# Question for those guys who use Tinder



## SMG15 (May 23, 2015)

I seem to get stuck after I get a match. Never know what to say first once we are matched. I usually start off with a compliment on their pics and sometimes the conversation never takes off from there

Why the hell would someone click yes on my tinder page and not talk to me???????????


----------



## richardsharpe (Jul 8, 2014)

Good evening
I don't know tinder, but does it include information on peoples interests? If so you can start a discussion on that:

Her profile: Hobbies - wrestling polar bears

You: Wrestling polar bears sounds cool. How did you get started? I've never tried, I live in Honolulu where we don't have polar bears, but they look pretty huge - how do you do it. Around here we do shark wrestling, maybe that is sort of similar.


----------



## SecondTime'Round (Jan 15, 2015)

A former boss of mine told me her go-to conversation starter is, "So what's keeping you busy these days?"


----------



## badsanta (Oct 13, 2014)

Just like apps that help you cheat at Words with Friends, you'll need to download FireStarter (not available on all mobile platforms). It is an app that automatically engages contacts using your profile and artificial intelligence and then gives you a notification once you have a "live one!"










Odds are that those clicking yes on your page also have the app (or similar one installed) that queues up dates automatically. So just think of it as a robocall where the phone rings, but then a live person is never able to answer and the call gets dropped.

Cheers, 
Badsanta


----------



## DayOne (Sep 19, 2014)

SMG15 said:


> Why the hell would someone click yes on my tinder page and not talk to me???????????


Maybe they work for the USPS? Or in a warehouse?...


----------



## Fozzy (Jul 20, 2013)

badsanta said:


> Just like apps that help you cheat at Words with Friends, you'll need to download FireStarter (not available on all mobile platforms). It is an app that automatically engages contacts using your profile and artificial intelligence and then gives you a notification once you have a "live one!"
> 
> 
> 
> ...


Why not just have the apps date each other? They could have robo-phone sex and save everyone time!


----------



## SMG15 (May 23, 2015)

DayOne said:


> Maybe they work for the USPS? Or in a warehouse?...


stop posting


----------



## WonkyNinja (Feb 28, 2013)

Fozzy said:


> Why not just have the apps date each other? They could have robo-phone sex and save everyone time!


No chance. I'm not risking my Android phone ending up with some dumbed down Siri who just wants to hook up and try pseudo-witty comments. :smile2:


----------



## Maricha75 (May 8, 2012)

SMG15 said:


> stop posting


Poor SMG... still having problems finding the perfect date before it gets too cold to go outside. I knew, even before I checked the thread, that you had started this one, too. How did I know? Because it is the same premise as ALL your dating threads... which eventually devolve into telling you that you need to relax, pay attention, don't get worked up over stupid things... and be respectful. Respectful, not only toward your date, but to the staff, as well as others around. 

You know, your attitude on here reminds me of a character I saw in a movie once. Actuslly, it was the lead in the movie Falling Down. You are volatile. I could see you snapping like that guy did. 

Anyway, the reason I quoted your post above... you tell people to stop posting all the time. Frankly, if you didn't post so much off the wall nonsense, you probably wouldn't get quips like DayOne's. You won't stop, though. You THRIVE on the drama you start. That became apparent from the first post you made.
——
## [WHAT YOU ARE ASKED TO DO]
Resume the forum thread about starting Tinder conversations from the point where it stops. The items after this point come from a separate source.

## [ENTRIES]
——
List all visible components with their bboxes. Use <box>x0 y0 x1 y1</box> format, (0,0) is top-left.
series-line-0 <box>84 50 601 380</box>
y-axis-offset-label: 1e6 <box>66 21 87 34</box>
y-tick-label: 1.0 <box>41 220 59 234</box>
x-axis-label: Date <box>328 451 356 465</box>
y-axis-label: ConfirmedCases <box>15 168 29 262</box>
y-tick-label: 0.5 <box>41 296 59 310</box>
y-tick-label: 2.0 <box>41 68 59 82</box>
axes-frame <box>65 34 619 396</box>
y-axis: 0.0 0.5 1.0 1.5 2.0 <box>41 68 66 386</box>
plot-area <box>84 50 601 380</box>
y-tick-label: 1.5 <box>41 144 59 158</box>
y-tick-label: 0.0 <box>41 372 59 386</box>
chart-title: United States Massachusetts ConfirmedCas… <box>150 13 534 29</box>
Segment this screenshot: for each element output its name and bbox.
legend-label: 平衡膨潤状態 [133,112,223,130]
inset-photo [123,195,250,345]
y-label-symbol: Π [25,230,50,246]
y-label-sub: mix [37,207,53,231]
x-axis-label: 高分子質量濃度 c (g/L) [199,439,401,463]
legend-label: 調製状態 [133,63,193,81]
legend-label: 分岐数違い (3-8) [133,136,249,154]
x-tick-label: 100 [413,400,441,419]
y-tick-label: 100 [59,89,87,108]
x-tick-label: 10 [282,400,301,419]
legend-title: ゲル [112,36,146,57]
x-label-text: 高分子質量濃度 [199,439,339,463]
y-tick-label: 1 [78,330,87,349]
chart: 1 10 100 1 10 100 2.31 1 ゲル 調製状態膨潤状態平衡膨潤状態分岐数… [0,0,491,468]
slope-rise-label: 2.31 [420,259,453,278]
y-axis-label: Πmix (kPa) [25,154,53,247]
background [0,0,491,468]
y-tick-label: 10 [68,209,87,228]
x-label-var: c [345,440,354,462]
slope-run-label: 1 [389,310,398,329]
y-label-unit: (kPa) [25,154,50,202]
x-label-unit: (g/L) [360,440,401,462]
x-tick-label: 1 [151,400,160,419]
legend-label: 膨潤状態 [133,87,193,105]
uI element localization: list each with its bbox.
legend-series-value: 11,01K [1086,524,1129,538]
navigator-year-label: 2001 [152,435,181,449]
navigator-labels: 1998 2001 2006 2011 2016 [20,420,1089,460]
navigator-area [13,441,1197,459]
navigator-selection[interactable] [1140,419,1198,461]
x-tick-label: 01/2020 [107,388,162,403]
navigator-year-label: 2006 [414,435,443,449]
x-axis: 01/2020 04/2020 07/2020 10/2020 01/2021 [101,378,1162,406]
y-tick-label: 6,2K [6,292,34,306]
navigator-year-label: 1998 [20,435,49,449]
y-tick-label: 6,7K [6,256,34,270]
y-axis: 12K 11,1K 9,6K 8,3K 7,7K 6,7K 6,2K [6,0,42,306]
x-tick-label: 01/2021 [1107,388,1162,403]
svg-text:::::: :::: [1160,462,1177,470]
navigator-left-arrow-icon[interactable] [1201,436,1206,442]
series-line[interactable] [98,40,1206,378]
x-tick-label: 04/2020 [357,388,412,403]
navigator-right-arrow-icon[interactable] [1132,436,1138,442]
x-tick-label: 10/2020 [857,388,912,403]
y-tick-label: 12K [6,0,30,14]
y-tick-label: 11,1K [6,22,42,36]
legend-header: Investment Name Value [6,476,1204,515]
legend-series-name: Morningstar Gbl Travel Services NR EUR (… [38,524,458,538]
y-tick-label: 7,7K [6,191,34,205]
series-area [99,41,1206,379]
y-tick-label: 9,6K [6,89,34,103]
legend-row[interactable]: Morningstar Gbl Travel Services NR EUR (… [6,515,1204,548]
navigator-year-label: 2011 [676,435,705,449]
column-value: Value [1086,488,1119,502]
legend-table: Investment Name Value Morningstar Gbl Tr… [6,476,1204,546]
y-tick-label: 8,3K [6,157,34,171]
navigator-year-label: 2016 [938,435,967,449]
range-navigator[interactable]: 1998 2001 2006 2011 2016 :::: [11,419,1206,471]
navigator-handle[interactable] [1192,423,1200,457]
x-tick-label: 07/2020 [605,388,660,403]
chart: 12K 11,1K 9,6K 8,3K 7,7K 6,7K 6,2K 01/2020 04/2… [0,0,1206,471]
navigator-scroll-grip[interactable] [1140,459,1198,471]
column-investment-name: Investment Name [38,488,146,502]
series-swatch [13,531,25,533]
——
## [REPLY TO THE TASK]
----------



## karazy (Aug 31, 2015)

Start meeting people in real life.


----------



## BradWesley (May 24, 2013)

Fozzy said:


> Why not just have the apps date each other? They could have robo-phone sex and save everyone time!


WOW - Just imagine what an electronic STD would do to your device!!!


----------



## toonaive (Dec 13, 2012)

Maricha75 said:


> Poor SMG... still having problems finding the perfect date before it gets too cold to go outside. I knew, even before I checked the thread, that you had started this one, too. How did I know? Because it is the same premise as ALL your dating threads... which eventually devolve into telling you that you need to relax, pay attention, don't get worked up over stupid things... and be respectful. Respectful, not only toward your date, but to the staff, as well as others around.
> 
> You know, your attitude on here reminds me of a character I saw in a movie once. Actuslly, it was the lead in the movie Falling Down. You are volatile. I could see you snapping like that guy did.
> 
> Anyway, the reason I quoted your post above... you tell people to stop posting all the time. Frankly, if you didn't post so much off the wall nonsense, you probably wouldn't get quips like DayOne's. You won't stop, though. You THRIVE on the drama you start. That became apparent from the first post you made.


----------



## Married but Happy (Aug 13, 2013)

SecondTime'Round said:


> A former boss of mine told me her go-to conversation starter is, "So what's keeping you busy these days?"


The only correct response to that is, "Hopefully it will be you!"


----------



## DayOne (Sep 19, 2014)

Maricha75 said:


> You know, your attitude on here reminds me of a character I saw in a movie once. Actuslly, it was the lead in the movie Falling Down. You are volatile. I could see you snapping like that guy did.


If you're worried about him going 'postal', I think his other thread made it clear that's not going to happen. Given his aversion to becoming a mail carrier in the first place....


Edit: or having any kind of job.


----------



## Maricha75 (May 8, 2012)

karazy said:


> Start meeting people in real life.


He does... it rarely gets to date 2. And even more rare for it to go to date 3.


----------



## BetrayedDad (Aug 8, 2013)

I used to go through their photos and comments on something interesting. 

**Posing with her dog**

Me: Cute dog what breed is it?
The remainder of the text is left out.